→ Stated task: Are you able to retype all the records below exactly?

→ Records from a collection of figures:
╭──

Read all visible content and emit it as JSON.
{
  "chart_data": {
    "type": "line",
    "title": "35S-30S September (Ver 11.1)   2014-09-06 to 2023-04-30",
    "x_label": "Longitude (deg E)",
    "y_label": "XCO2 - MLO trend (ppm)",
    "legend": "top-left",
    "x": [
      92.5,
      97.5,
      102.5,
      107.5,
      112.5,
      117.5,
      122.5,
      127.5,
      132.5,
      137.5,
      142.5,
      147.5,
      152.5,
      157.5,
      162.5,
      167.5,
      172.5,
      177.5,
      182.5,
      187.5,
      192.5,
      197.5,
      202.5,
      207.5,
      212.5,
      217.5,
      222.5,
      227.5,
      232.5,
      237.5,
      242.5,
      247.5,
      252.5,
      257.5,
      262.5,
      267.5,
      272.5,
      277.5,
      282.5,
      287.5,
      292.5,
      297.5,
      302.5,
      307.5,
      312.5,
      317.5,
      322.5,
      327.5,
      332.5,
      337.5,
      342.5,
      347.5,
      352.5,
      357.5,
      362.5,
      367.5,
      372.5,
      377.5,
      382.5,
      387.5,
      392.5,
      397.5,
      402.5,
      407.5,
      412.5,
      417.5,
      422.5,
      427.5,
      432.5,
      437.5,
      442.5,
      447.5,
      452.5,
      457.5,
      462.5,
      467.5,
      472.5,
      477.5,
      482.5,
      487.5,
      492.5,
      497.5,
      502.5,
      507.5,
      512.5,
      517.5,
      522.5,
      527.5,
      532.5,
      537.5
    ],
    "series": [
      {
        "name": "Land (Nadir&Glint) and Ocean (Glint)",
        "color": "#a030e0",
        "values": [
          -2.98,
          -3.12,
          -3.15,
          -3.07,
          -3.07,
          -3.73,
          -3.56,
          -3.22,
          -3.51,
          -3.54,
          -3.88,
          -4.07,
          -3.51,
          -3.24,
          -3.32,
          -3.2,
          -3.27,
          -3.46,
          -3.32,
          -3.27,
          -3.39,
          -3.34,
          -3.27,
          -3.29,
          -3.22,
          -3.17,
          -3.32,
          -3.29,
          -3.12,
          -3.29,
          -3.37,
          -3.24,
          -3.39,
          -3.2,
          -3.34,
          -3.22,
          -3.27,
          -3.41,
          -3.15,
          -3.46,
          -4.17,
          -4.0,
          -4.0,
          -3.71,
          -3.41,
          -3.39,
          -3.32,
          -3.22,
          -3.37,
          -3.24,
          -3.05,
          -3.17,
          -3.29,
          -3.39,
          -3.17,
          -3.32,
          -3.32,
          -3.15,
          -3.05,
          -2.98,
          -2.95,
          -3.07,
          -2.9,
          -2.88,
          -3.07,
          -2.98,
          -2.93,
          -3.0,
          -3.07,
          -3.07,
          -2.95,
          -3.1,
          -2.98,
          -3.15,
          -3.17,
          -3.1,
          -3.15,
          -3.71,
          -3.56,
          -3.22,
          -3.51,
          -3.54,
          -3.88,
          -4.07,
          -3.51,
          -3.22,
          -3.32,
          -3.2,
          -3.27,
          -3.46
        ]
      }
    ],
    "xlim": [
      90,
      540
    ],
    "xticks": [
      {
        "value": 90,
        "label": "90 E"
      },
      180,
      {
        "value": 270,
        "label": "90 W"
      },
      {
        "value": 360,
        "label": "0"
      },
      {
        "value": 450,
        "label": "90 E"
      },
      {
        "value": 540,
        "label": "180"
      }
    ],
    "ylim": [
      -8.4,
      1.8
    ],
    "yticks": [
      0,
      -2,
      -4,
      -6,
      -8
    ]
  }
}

╰──

→ Right answer:
Read all visible content and emit it as JSON.
{
  "chart_data": {
    "type": "line",
    "title": "35S-30S September (Ver 11.1)   2014-09-06 to 2023-04-30",
    "x_label": "Longitude (deg E)",
    "y_label": "XCO2 - MLO trend (ppm)",
    "legend": "top-left",
    "x": [
      92.5,
      97.5,
      102.5,
      107.5,
      112.5,
      117.5,
      122.5,
      127.5,
      132.5,
      137.5,
      142.5,
      147.5,
      152.5,
      157.5,
      162.5,
      167.5,
      172.5,
      177.5,
      182.5,
      187.5,
      192.5,
      197.5,
      202.5,
      207.5,
      212.5,
      217.5,
      222.5,
      227.5,
      232.5,
      237.5,
      242.5,
      247.5,
      252.5,
      257.5,
      262.5,
      267.5,
      272.5,
      277.5,
      282.5,
      287.5,
      292.5,
      297.5,
      302.5,
      307.5,
      312.5,
      317.5,
      322.5,
      327.5,
      332.5,
      337.5,
      342.5,
      347.5,
      352.5,
      357.5,
      362.5,
      367.5,
      372.5,
      377.5,
      382.5,
      387.5,
      392.5,
      397.5,
      402.5,
      407.5,
      412.5,
      417.5,
      422.5,
      427.5,
      432.5,
      437.5,
      442.5,
      447.5,
      452.5,
      457.5,
      462.5,
      467.5,
      472.5,
      477.5,
      482.5,
      487.5,
      492.5,
      497.5,
      502.5,
      507.5,
      512.5,
      517.5,
      522.5,
      527.5,
      532.5,
      537.5
    ],
    "series": [
      {
        "name": "Land (Nadir&Glint) and Ocean (Glint)",
        "color": "#a030e0",
        "values": [
          -2.98,
          -3.12,
          -3.15,
          -3.07,
          -3.07,
          -3.73,
          -3.56,
          -3.22,
          -3.51,
          -3.54,
          -3.88,
          -4.07,
          -3.51,
          -3.24,
          -3.32,
          -3.2,
          -3.27,
          -3.46,
          -3.32,
          -3.27,
          -3.39,
          -3.34,
          -3.27,
          -3.29,
          -3.22,
          -3.17,
          -3.32,
          -3.29,
          -3.12,
          -3.29,
          -3.37,
          -3.24,
          -3.39,
          -3.2,
          -3.34,
          -3.22,
          -3.27,
          -3.41,
          -3.15,
          -3.46,
          -4.17,
          -4.0,
          -4.0,
          -3.71,
          -3.41,
          -3.39,
          -3.32,
          -3.22,
          -3.37,
          -3.24,
          -3.05,
          -3.17,
          -3.29,
          -3.39,
          -3.17,
          -3.32,
          -3.32,
          -3.15,
          -3.05,
          -2.98,
          -2.95,
          -3.07,
          -2.9,
          -2.88,
          -3.07,
          -2.98,
          -2.93,
          -3.0,
          -3.07,
          -3.07,
          -2.95,
          -3.1,
          -2.98,
          -3.15,
          -3.17,
          -3.1,
          -3.15,
          -3.71,
          -3.56,
          -3.22,
          -3.51,
          -3.54,
          -3.88,
          -4.07,
          -3.51,
          -3.22,
          -3.32,
          -3.2,
          -3.27,
          -3.46
        ]
      }
    ],
    "xlim": [
      90,
      540
    ],
    "xticks": [
      {
        "value": 90,
        "label": "90 E"
      },
      180,
      {
        "value": 270,
        "label": "90 W"
      },
      {
        "value": 360,
        "label": "0"
      },
      {
        "value": 450,
        "label": "90 E"
      },
      {
        "value": 540,
        "label": "180"
      }
    ],
    "ylim": [
      -8.4,
      1.8
    ],
    "yticks": [
      0,
      -2,
      -4,
      -6,
      -8
    ]
  }
}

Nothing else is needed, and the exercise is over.